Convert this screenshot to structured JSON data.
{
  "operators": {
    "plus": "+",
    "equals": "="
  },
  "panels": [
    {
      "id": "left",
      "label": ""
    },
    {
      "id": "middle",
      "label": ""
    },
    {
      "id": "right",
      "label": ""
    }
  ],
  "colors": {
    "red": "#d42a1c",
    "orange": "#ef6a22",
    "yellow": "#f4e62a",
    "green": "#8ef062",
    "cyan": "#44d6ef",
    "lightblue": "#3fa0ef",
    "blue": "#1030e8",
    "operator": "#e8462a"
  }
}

# # #

Requirements: Output the records above in their entirety, exactly.

Result of the task:
Convert this screenshot to structured JSON data.
{
  "operators": {
    "plus": "+",
    "equals": "="
  },
  "panels": [
    {
      "id": "left",
      "label": ""
    },
    {
      "id": "middle",
      "label": ""
    },
    {
      "id": "right",
      "label": ""
    }
  ],
  "colors": {
    "red": "#d42a1c",
    "orange": "#ef6a22",
    "yellow": "#f4e62a",
    "green": "#8ef062",
    "cyan": "#44d6ef",
    "lightblue": "#3fa0ef",
    "blue": "#1030e8",
    "operator": "#e8462a"
  }
}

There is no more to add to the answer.